-- THE PROBLEM --
Locate and copy each line in the data that contains the word "ВхШхГ".

-- SUPPLIED DATA --
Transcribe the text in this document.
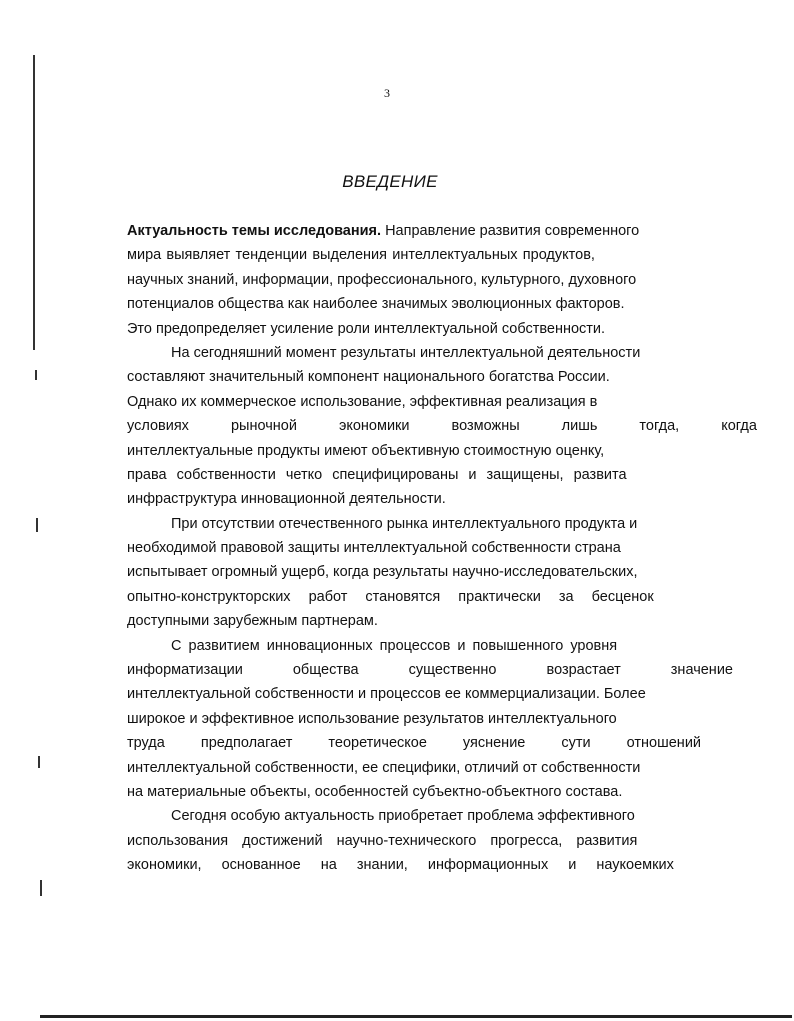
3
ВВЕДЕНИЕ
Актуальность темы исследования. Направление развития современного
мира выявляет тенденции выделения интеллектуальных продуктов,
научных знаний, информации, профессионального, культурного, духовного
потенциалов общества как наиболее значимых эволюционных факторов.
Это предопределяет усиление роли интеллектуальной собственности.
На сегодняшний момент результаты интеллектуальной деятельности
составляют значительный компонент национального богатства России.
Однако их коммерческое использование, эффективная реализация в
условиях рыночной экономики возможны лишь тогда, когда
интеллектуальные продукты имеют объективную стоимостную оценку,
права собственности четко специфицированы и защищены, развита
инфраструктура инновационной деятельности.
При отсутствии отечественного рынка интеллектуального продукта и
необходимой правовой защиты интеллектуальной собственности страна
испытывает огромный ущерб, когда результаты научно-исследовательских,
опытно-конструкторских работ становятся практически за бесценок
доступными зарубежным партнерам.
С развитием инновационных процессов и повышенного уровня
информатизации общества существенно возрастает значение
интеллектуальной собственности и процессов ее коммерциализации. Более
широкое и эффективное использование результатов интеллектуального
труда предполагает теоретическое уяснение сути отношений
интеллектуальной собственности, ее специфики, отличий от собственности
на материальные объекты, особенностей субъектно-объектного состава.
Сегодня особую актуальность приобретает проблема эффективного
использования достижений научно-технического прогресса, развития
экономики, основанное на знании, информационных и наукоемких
...
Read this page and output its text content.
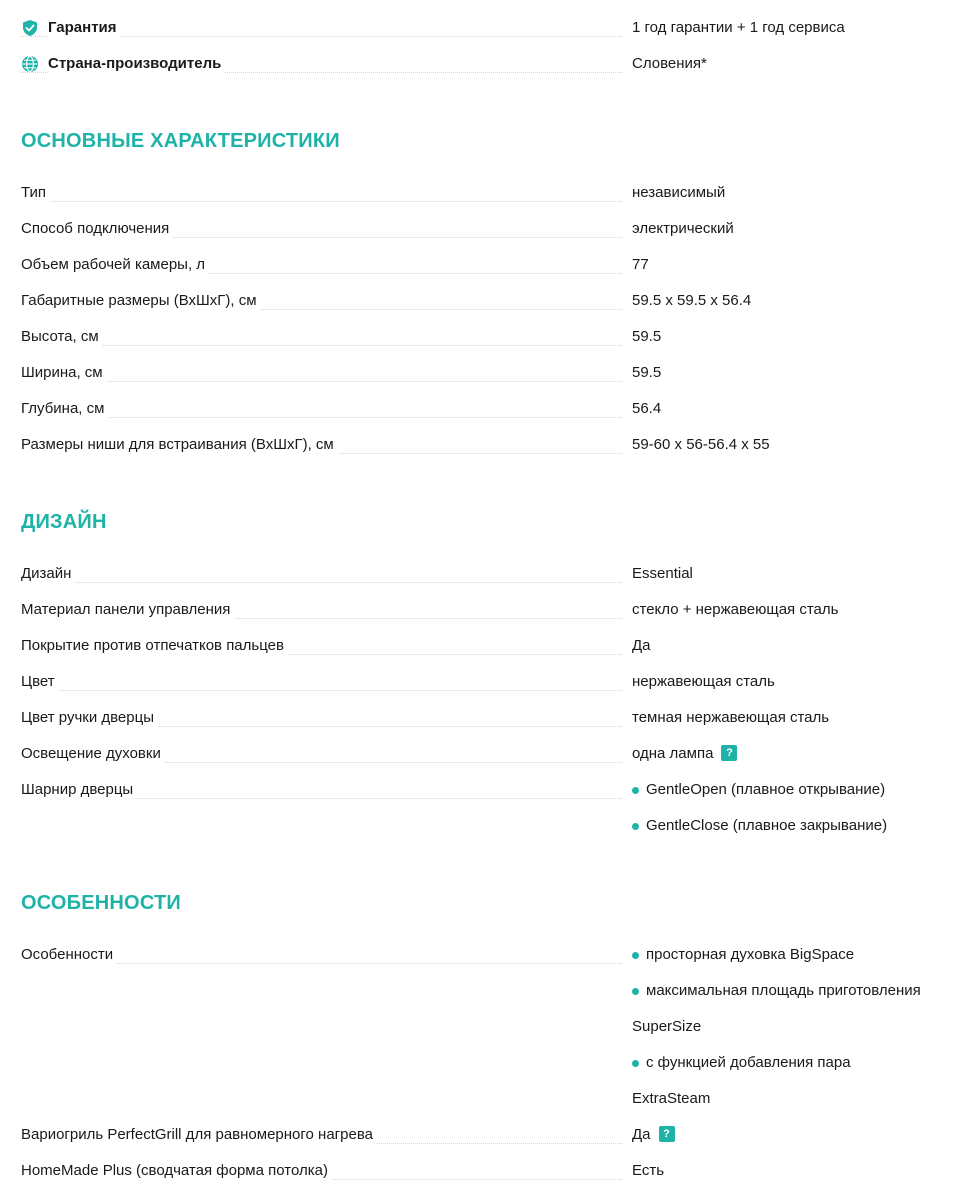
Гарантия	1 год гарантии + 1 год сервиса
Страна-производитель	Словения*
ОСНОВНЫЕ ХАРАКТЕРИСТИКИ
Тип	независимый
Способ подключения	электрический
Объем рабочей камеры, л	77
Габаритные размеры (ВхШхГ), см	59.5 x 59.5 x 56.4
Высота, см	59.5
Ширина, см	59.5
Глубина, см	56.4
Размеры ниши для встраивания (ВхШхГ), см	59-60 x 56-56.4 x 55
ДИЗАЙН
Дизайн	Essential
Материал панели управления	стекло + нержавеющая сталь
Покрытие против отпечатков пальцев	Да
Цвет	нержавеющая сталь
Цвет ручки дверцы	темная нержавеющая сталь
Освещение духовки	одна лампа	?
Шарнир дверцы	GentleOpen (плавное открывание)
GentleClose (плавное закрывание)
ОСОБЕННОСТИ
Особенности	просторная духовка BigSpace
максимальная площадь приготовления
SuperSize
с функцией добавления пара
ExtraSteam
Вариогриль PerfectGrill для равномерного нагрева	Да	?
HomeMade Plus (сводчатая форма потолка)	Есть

-- FULL OUTPUT --
Габаритные размеры (ВхШхГ), см	59.5 x 59.5 x 56.4
Размеры ниши для встраивания (ВхШхГ), см	59-60 x 56-56.4 x 55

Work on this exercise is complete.